▶ _DIRECTIONS FOR THIS TASK_: Show, in full, each line of the data that contains "erstellt".

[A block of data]
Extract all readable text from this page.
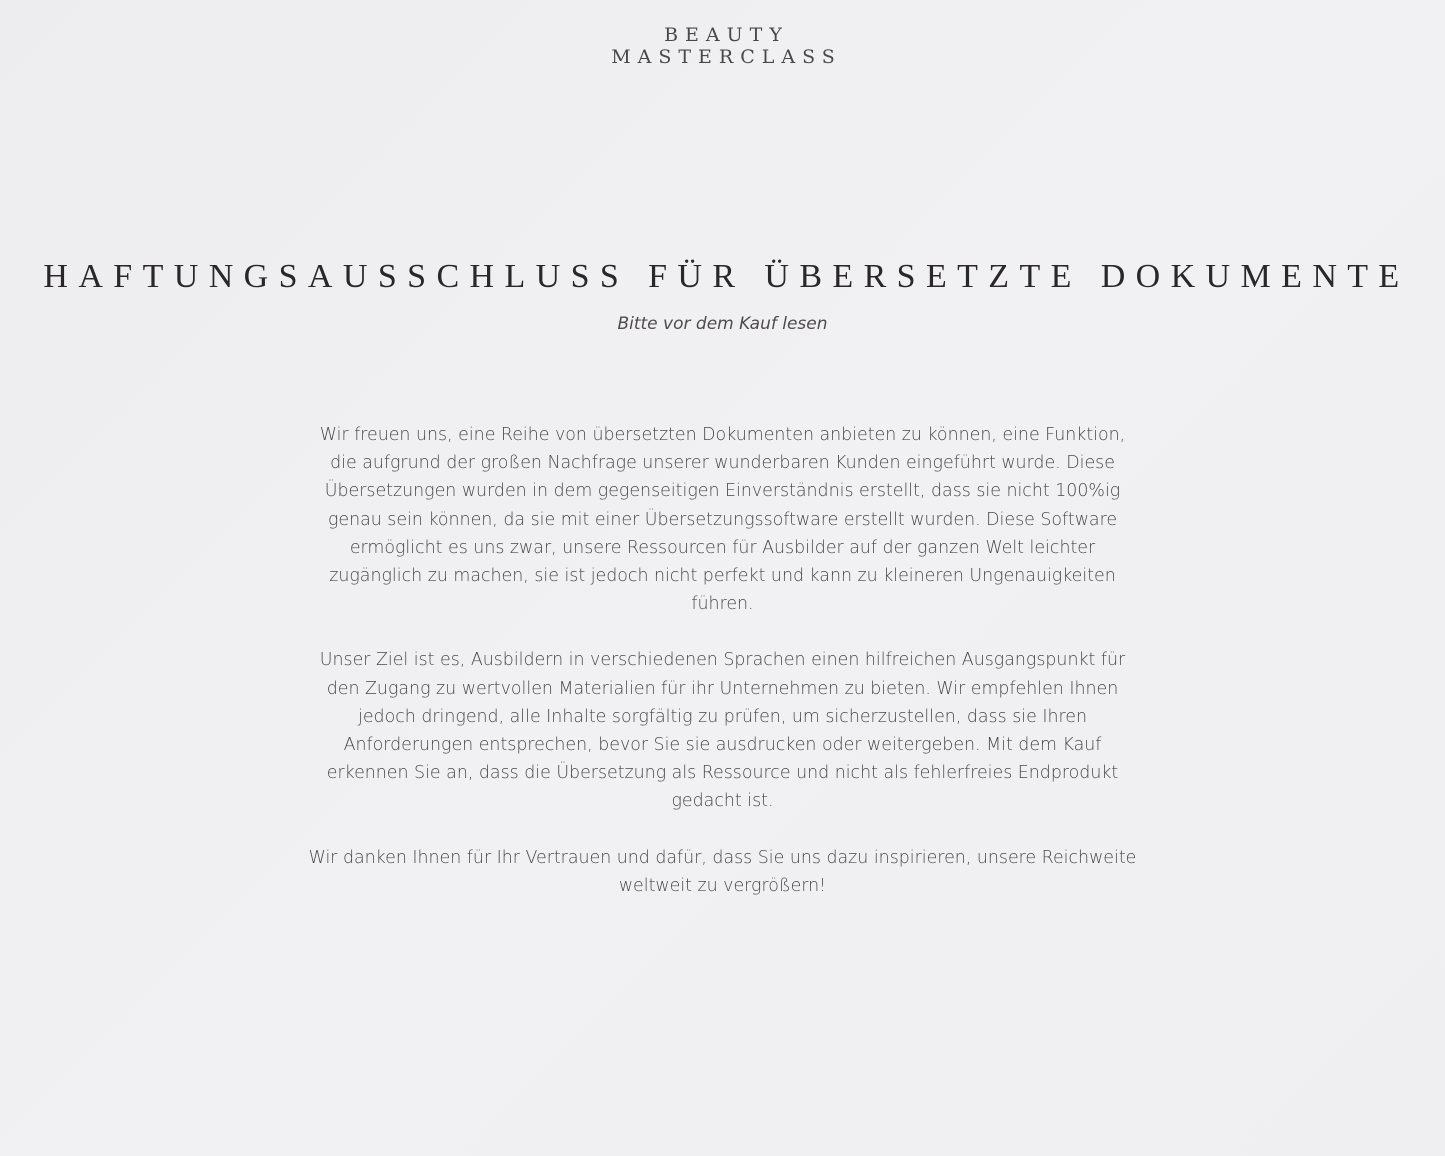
BEAUTY
MASTERCLASS
HAFTUNGSAUSSCHLUSS FÜR ÜBERSETZTE DOKUMENTE
Bitte vor dem Kauf lesen

Wir freuen uns, eine Reihe von übersetzten Dokumenten anbieten zu können, eine Funktion,
die aufgrund der großen Nachfrage unserer wunderbaren Kunden eingeführt wurde. Diese
Übersetzungen wurden in dem gegenseitigen Einverständnis erstellt, dass sie nicht 100%ig
genau sein können, da sie mit einer Übersetzungssoftware erstellt wurden. Diese Software
ermöglicht es uns zwar, unsere Ressourcen für Ausbilder auf der ganzen Welt leichter
zugänglich zu machen, sie ist jedoch nicht perfekt und kann zu kleineren Ungenauigkeiten
führen.

Unser Ziel ist es, Ausbildern in verschiedenen Sprachen einen hilfreichen Ausgangspunkt für
den Zugang zu wertvollen Materialien für ihr Unternehmen zu bieten. Wir empfehlen Ihnen
jedoch dringend, alle Inhalte sorgfältig zu prüfen, um sicherzustellen, dass sie Ihren
Anforderungen entsprechen, bevor Sie sie ausdrucken oder weitergeben. Mit dem Kauf
erkennen Sie an, dass die Übersetzung als Ressource und nicht als fehlerfreies Endprodukt
gedacht ist.

Wir danken Ihnen für Ihr Vertrauen und dafür, dass Sie uns dazu inspirieren, unsere Reichweite
weltweit zu vergrößern!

▶ _WORKED SOLUTION_:
Übersetzungen wurden in dem gegenseitigen Einverständnis erstellt, dass sie nicht 100%ig
genau sein können, da sie mit einer Übersetzungssoftware erstellt wurden. Diese Software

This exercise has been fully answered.